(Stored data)
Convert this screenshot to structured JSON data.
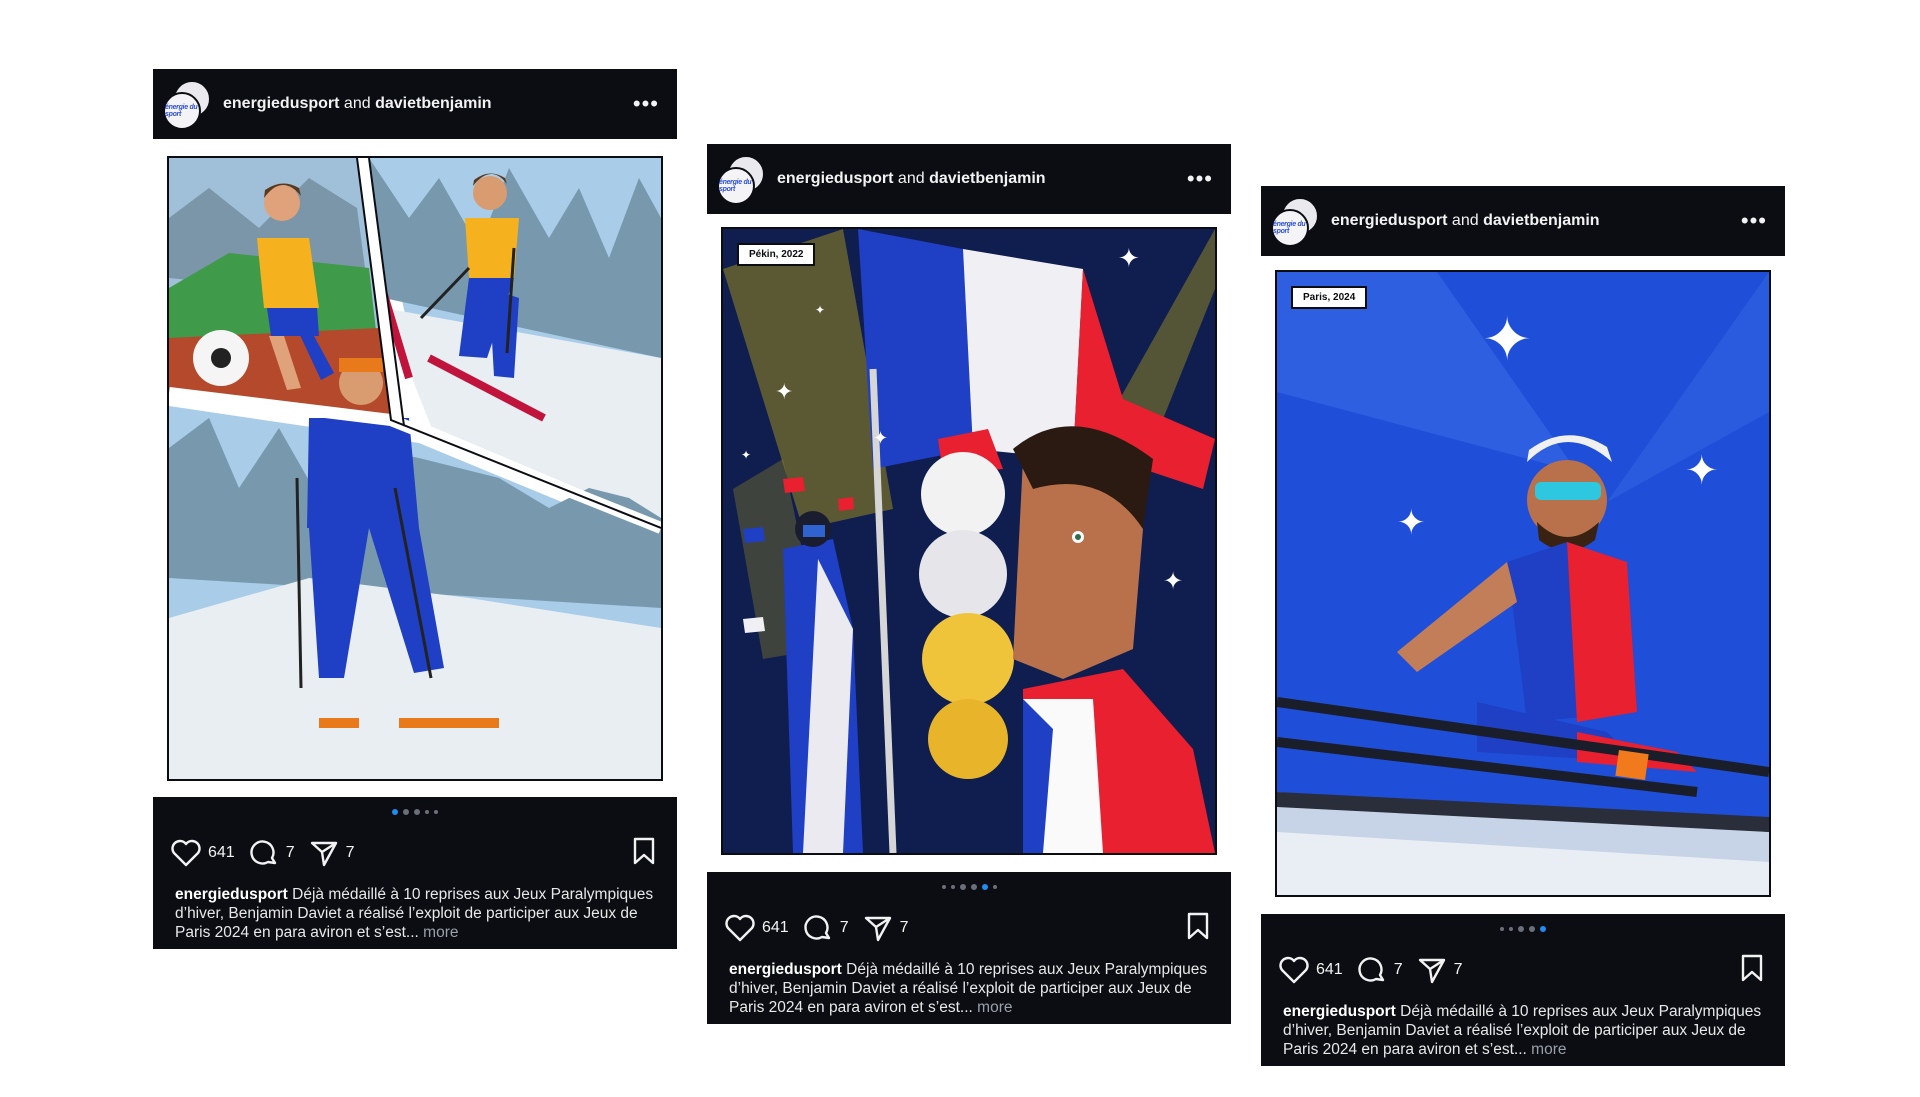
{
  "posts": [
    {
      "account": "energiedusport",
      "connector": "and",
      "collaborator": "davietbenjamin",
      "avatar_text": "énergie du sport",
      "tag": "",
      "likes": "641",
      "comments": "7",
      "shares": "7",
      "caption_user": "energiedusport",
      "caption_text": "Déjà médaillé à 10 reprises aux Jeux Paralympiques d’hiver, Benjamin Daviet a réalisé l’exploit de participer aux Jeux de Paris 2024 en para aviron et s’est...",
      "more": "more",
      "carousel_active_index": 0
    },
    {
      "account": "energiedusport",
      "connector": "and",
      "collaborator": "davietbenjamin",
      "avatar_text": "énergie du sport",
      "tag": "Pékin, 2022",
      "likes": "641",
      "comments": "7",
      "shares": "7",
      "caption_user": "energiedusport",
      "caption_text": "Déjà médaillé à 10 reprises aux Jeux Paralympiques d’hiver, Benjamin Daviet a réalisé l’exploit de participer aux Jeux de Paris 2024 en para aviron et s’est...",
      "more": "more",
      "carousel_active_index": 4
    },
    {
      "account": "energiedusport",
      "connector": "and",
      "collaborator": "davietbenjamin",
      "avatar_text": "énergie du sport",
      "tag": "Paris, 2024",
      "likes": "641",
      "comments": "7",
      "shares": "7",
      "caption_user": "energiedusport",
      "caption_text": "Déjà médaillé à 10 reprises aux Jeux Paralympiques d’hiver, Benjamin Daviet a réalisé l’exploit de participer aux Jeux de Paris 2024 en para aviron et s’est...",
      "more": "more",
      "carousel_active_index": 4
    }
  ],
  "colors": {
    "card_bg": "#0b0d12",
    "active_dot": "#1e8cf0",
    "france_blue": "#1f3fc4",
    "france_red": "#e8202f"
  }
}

--

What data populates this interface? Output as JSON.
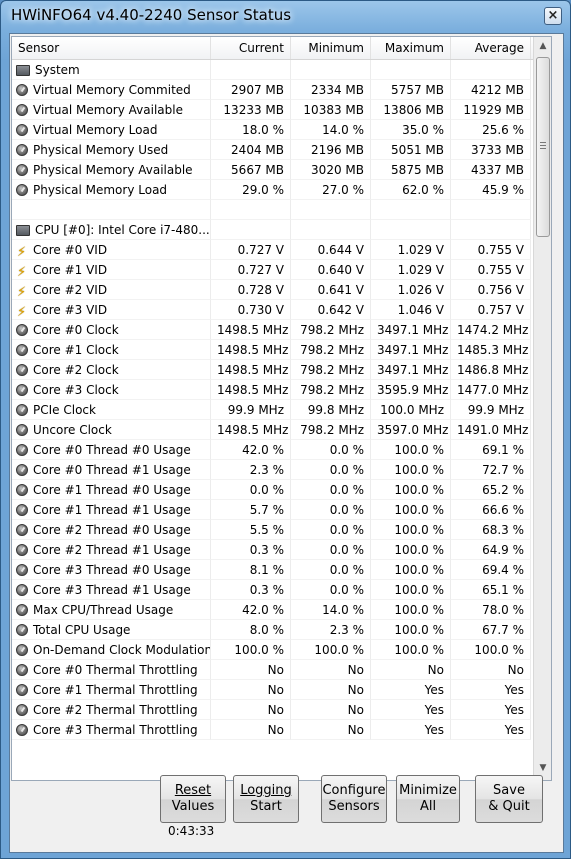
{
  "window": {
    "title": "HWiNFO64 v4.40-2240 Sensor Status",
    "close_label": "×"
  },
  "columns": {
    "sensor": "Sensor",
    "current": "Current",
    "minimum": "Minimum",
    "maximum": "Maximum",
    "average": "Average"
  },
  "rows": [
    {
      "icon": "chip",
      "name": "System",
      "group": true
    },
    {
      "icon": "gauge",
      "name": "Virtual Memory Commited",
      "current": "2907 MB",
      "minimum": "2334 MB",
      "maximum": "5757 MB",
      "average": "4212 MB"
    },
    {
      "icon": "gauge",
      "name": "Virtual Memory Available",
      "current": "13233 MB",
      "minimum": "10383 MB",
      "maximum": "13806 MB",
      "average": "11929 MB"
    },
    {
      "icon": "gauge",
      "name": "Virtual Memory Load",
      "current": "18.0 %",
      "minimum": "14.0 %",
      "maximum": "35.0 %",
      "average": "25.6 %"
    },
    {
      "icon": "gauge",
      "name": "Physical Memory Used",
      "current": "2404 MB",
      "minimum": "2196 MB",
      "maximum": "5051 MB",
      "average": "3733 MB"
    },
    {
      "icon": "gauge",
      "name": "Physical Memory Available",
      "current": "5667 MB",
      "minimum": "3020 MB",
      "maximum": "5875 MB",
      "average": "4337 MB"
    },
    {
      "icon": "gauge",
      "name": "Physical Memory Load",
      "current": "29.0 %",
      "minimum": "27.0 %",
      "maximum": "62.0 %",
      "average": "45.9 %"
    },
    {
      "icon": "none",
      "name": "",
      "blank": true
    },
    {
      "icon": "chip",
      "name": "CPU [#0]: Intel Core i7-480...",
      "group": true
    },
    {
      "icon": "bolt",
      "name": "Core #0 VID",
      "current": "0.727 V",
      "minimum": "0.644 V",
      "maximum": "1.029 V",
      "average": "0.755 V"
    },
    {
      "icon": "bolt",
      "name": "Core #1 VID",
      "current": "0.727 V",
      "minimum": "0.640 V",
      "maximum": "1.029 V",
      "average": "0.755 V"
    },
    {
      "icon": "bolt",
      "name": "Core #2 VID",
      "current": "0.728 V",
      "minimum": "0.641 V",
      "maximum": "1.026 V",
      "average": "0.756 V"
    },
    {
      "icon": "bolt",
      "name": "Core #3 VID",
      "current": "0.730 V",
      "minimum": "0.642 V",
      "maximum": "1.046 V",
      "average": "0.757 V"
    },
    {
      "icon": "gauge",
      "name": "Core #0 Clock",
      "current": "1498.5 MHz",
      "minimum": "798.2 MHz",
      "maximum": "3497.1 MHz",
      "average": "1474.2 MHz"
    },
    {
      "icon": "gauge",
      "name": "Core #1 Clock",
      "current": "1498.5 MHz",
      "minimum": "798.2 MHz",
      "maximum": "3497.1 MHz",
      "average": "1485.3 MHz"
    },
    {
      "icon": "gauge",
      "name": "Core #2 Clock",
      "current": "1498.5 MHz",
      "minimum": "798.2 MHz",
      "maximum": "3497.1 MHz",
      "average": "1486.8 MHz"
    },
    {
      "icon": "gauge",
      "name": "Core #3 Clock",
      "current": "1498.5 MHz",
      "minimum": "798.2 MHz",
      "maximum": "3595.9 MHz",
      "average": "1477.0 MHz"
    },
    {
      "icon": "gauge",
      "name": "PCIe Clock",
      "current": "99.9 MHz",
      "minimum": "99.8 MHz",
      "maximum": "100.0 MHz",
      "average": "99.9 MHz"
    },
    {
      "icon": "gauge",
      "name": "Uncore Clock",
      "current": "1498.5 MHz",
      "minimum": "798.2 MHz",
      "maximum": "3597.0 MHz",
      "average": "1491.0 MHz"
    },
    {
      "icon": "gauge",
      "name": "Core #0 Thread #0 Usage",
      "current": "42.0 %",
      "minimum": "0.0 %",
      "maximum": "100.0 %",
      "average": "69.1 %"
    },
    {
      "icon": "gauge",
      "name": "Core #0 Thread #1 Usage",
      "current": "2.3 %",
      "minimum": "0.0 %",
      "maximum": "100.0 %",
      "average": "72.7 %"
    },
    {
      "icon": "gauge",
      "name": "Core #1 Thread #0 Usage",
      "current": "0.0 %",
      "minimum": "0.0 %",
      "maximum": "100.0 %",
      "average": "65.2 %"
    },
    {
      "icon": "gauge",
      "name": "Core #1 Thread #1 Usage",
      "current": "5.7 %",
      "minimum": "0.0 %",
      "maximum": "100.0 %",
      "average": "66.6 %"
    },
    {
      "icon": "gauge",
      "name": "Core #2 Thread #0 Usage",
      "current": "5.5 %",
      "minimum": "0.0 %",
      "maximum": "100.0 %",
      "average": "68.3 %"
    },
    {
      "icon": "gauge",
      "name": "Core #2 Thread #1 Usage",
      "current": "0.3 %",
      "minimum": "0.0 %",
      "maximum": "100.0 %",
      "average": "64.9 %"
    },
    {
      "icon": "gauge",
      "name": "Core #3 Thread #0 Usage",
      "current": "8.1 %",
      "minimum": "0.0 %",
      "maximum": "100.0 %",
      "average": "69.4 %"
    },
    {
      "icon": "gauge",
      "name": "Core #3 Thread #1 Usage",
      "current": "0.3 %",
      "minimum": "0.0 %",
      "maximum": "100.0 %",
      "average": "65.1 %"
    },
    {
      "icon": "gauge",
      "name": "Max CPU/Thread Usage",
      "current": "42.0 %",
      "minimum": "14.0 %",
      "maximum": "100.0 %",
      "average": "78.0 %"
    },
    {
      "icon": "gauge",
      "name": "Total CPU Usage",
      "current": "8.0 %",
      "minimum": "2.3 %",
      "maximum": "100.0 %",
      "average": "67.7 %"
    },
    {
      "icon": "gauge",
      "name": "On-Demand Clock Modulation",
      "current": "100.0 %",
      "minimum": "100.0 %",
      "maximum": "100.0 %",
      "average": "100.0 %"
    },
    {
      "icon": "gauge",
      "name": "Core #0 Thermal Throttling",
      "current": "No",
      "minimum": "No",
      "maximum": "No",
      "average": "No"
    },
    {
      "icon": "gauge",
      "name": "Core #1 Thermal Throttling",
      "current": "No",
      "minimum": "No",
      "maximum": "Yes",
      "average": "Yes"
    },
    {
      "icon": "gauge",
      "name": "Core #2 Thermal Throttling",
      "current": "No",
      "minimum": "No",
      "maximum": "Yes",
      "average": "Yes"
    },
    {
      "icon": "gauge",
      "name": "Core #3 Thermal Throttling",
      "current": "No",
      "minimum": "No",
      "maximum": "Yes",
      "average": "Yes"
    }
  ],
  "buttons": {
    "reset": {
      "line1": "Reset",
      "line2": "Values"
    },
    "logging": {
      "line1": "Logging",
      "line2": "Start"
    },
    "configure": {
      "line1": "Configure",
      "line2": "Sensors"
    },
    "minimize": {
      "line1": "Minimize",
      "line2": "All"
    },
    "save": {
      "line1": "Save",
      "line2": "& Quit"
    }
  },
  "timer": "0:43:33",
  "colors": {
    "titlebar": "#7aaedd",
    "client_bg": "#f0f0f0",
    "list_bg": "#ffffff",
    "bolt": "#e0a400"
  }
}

> _AIM_: From the listing, copy each line containing the word "Available".

> _REPLY_:
      "name": "Virtual Memory Available",
      "name": "Physical Memory Available",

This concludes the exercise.